--- MATERIAL PROVIDED ---

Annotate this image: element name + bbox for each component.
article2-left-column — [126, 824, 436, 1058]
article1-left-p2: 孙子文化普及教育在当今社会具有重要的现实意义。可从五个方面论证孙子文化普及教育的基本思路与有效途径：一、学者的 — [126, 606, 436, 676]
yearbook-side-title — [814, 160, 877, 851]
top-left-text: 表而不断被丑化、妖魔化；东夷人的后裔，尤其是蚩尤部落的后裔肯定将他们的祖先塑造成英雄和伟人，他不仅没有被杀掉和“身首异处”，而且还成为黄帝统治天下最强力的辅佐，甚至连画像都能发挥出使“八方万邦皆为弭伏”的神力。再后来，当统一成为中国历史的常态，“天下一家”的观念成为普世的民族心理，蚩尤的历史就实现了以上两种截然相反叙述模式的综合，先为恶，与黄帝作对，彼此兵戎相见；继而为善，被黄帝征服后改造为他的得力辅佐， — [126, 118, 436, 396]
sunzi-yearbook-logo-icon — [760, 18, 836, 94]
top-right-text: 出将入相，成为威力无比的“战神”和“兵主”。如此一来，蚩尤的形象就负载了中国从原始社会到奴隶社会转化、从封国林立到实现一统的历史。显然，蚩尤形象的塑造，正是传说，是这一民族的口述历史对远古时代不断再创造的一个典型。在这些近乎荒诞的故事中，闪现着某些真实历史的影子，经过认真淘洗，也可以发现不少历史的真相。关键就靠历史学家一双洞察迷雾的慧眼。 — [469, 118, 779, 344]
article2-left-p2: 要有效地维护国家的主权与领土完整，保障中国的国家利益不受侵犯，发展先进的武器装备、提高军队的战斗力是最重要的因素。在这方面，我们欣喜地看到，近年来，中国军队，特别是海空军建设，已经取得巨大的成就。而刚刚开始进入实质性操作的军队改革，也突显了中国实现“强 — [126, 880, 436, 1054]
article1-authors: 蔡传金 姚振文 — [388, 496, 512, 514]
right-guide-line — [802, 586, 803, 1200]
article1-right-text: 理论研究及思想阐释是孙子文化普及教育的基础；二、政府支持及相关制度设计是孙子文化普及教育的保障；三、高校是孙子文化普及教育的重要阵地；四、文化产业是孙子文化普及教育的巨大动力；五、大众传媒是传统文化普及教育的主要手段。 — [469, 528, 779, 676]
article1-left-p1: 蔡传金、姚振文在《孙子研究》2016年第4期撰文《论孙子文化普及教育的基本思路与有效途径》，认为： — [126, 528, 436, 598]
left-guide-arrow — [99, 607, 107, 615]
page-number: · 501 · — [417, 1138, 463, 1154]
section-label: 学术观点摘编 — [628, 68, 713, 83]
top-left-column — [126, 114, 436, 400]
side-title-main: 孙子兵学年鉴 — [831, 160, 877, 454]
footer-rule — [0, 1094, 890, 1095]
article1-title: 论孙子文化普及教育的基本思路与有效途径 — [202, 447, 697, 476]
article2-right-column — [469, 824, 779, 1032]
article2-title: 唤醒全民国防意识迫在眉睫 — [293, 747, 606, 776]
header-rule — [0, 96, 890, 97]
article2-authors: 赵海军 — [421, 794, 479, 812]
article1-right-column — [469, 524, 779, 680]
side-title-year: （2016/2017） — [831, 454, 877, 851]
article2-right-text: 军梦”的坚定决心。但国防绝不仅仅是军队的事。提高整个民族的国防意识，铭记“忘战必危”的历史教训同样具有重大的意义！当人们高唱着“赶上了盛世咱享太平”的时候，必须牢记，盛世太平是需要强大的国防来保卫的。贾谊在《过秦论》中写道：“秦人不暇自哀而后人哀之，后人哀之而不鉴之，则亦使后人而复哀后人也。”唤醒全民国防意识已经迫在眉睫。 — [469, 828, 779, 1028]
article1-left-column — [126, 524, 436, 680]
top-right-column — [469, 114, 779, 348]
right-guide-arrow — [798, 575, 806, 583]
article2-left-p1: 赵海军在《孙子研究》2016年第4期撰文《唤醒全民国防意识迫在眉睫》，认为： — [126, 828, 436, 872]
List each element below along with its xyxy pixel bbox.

---
--- MATERIAL PROVIDED ---

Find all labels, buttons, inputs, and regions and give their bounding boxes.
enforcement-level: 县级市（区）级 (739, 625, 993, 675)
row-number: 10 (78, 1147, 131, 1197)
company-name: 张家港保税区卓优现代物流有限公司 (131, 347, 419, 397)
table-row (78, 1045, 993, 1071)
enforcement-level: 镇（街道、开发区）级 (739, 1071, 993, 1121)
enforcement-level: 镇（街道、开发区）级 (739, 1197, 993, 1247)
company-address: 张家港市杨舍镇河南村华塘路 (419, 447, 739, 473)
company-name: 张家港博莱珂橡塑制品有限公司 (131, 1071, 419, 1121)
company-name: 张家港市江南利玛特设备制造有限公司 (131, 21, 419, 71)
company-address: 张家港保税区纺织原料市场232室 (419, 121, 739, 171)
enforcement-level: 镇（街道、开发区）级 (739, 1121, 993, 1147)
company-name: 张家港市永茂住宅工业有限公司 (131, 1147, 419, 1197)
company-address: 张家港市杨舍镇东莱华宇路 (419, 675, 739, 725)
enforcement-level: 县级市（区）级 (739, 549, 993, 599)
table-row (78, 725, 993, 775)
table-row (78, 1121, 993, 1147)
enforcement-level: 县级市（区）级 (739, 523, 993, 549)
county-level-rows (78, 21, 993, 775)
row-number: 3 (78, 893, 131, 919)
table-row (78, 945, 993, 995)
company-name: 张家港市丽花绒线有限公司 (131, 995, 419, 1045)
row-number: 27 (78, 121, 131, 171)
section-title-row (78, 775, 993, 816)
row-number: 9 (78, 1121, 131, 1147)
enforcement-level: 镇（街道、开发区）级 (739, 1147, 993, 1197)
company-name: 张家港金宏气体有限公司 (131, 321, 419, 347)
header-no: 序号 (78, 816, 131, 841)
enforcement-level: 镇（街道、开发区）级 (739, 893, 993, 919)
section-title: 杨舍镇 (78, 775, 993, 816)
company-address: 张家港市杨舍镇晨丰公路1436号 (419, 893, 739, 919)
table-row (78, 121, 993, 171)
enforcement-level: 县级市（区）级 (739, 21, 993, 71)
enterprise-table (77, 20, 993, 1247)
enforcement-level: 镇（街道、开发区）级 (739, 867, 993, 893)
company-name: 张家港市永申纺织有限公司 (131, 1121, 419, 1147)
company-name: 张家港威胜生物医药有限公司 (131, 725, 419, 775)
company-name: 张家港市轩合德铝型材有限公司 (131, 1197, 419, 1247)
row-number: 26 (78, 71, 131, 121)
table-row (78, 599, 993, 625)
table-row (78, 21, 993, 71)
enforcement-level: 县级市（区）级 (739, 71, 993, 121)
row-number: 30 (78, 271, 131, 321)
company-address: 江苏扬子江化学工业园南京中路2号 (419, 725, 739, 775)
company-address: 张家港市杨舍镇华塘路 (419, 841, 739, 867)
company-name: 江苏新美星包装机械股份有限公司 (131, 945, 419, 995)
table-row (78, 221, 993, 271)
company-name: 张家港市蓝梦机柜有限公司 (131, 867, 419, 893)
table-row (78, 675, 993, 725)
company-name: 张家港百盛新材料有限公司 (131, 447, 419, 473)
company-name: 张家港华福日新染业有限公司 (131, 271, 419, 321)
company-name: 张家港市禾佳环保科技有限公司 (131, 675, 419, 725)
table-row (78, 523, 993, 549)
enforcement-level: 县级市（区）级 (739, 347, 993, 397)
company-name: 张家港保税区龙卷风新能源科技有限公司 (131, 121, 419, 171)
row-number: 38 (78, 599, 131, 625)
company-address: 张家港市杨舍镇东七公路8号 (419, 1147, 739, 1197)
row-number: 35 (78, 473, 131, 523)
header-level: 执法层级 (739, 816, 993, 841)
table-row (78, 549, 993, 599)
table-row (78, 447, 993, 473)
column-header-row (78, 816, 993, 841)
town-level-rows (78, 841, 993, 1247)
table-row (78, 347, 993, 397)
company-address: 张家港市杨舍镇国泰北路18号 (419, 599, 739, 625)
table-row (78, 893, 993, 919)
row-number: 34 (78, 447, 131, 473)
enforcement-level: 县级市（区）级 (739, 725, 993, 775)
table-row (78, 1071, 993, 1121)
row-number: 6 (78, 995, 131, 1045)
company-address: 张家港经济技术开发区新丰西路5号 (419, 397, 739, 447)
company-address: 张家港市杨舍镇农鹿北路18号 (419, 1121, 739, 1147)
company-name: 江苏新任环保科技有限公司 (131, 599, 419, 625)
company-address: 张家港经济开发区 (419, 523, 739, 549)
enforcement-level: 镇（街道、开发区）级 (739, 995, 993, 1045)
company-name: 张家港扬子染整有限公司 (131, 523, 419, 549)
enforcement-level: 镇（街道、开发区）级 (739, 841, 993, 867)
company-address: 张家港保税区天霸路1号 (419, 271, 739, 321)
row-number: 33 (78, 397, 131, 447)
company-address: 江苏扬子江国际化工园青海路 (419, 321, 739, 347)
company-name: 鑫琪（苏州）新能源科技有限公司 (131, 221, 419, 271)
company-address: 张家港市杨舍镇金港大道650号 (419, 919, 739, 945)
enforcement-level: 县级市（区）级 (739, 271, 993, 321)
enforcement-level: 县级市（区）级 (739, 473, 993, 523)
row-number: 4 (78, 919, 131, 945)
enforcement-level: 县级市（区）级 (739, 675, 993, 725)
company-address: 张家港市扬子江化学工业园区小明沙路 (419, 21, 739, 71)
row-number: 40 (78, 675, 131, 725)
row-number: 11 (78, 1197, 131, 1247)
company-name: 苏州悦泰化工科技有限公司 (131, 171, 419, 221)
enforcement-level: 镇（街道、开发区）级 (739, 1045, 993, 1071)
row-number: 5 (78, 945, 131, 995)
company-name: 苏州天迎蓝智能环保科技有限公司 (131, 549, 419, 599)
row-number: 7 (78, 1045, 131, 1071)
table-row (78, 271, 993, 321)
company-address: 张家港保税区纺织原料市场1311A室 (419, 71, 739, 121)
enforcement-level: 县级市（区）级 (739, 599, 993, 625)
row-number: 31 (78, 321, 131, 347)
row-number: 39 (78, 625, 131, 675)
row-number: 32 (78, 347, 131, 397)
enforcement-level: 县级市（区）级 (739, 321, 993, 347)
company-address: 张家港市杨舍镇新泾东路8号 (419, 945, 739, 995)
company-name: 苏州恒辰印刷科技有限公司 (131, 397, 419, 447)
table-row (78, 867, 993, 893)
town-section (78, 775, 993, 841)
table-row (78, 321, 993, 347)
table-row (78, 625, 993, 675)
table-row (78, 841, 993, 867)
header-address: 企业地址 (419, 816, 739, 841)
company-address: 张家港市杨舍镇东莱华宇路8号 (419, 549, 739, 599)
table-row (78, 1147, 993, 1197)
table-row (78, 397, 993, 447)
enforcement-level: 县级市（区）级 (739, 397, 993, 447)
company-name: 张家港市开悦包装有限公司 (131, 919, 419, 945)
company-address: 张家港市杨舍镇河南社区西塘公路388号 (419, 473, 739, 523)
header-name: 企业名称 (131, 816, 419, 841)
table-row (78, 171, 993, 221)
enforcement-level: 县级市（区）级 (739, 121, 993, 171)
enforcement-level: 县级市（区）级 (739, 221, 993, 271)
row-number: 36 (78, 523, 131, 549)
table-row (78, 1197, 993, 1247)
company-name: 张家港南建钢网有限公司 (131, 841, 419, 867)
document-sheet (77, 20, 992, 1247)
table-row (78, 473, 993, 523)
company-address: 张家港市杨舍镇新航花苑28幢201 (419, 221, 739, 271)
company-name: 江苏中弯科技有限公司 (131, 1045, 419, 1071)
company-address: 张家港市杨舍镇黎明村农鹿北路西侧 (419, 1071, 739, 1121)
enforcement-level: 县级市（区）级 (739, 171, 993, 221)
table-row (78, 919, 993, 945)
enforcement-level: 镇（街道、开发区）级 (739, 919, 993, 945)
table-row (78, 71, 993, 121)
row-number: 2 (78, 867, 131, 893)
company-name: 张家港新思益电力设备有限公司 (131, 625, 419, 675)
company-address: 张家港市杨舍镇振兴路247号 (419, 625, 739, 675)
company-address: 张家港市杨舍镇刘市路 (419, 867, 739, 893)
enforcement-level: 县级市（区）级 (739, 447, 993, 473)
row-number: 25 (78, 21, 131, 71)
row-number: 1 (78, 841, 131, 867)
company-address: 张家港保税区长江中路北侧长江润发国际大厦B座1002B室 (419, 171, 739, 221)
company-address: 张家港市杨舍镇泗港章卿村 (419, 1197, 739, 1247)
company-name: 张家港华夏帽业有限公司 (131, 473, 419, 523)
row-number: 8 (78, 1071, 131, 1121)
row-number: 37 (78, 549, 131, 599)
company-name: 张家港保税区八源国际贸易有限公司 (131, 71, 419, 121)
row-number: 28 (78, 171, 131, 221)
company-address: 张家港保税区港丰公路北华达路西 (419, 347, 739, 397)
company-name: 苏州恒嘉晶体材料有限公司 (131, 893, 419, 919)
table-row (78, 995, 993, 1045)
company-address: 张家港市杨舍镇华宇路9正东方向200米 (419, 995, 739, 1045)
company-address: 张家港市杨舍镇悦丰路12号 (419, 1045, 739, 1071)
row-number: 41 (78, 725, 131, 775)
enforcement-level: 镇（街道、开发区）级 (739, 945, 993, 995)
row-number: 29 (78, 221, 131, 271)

---
--- MATERIAL PROVIDED ---

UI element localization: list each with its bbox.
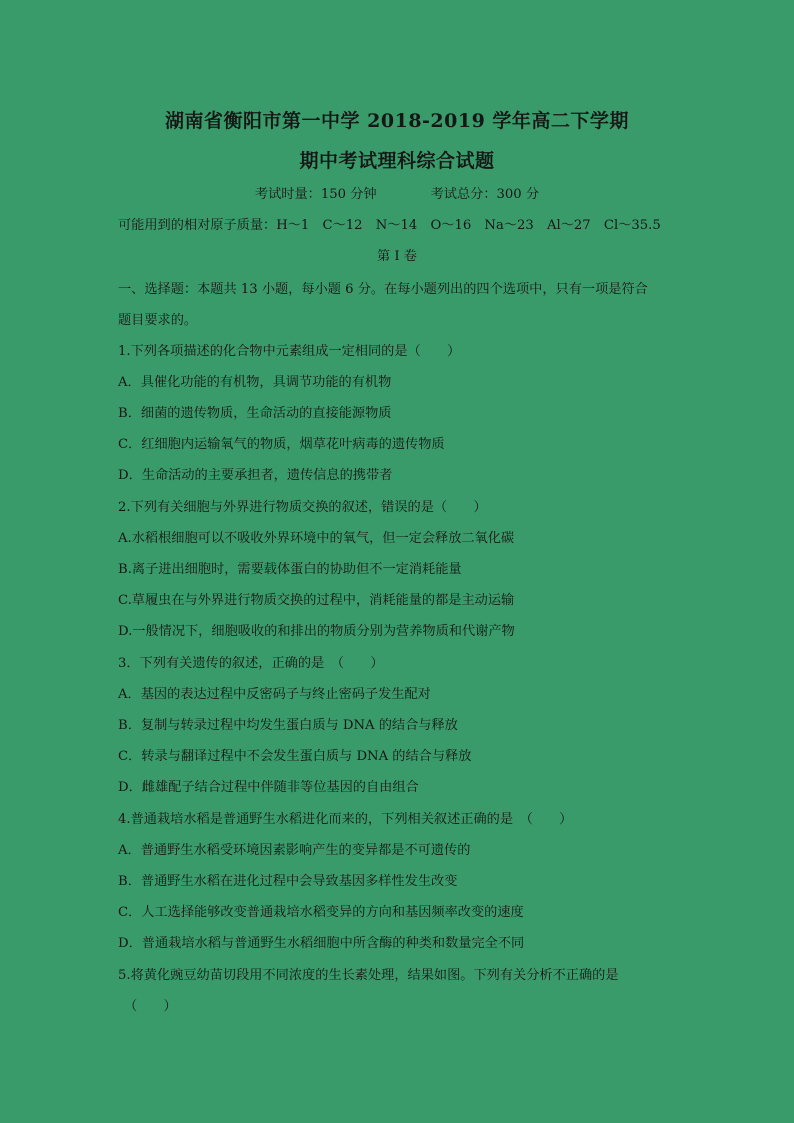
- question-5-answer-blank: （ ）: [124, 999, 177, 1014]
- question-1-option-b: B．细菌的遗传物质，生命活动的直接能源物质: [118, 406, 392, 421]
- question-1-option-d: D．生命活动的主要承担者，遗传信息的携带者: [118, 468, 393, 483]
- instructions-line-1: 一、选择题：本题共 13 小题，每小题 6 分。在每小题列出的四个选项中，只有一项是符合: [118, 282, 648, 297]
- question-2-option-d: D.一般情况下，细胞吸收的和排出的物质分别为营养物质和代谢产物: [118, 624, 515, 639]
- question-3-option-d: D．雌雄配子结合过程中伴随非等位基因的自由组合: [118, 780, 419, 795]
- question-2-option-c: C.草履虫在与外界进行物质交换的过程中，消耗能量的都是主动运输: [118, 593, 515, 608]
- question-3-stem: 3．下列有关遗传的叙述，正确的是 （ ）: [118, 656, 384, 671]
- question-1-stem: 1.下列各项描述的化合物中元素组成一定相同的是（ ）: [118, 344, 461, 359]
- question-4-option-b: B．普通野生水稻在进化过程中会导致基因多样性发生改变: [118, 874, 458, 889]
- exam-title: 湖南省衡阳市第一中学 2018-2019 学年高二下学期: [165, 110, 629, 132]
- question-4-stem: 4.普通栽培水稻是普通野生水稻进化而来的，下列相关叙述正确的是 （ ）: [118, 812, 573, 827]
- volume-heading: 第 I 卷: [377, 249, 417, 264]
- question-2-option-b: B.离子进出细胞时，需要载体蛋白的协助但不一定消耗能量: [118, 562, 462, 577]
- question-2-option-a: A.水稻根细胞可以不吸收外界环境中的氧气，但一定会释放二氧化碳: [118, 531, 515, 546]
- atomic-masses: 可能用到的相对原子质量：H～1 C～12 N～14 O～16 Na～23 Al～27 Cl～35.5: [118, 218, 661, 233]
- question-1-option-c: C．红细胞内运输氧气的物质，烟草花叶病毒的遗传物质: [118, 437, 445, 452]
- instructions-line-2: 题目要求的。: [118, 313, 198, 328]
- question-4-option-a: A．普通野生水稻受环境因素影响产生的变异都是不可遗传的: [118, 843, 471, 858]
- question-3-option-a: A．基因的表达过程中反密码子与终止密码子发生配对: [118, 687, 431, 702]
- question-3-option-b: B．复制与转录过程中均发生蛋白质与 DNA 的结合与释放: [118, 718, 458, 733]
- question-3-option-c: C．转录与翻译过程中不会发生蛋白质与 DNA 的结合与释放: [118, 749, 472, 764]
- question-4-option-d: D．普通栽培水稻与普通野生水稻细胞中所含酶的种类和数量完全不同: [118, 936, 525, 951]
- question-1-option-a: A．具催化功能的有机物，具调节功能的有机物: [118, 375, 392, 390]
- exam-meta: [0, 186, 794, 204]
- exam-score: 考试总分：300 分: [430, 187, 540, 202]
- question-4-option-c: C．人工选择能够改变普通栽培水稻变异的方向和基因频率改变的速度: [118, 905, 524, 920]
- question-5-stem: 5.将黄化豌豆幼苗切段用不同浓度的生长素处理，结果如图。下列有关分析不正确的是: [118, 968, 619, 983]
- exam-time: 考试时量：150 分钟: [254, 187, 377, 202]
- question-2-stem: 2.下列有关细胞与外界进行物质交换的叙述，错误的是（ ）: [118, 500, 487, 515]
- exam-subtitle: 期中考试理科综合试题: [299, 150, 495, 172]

---

- _GIVEN TASK_
Copy verbatim every row from the line containing "- question-5-answer-blank: （" through the line containing "- instructions-line-1: 一、选择题：本题共", including both of those lines.

- _OUTPUT FOR THIS TASK_
- question-5-answer-blank: （ ）: [124, 999, 177, 1014]
- question-1-option-b: B．细菌的遗传物质，生命活动的直接能源物质: [118, 406, 392, 421]
- question-1-option-d: D．生命活动的主要承担者，遗传信息的携带者: [118, 468, 393, 483]
- instructions-line-1: 一、选择题：本题共 13 小题，每小题 6 分。在每小题列出的四个选项中，只有一项是符合: [118, 282, 648, 297]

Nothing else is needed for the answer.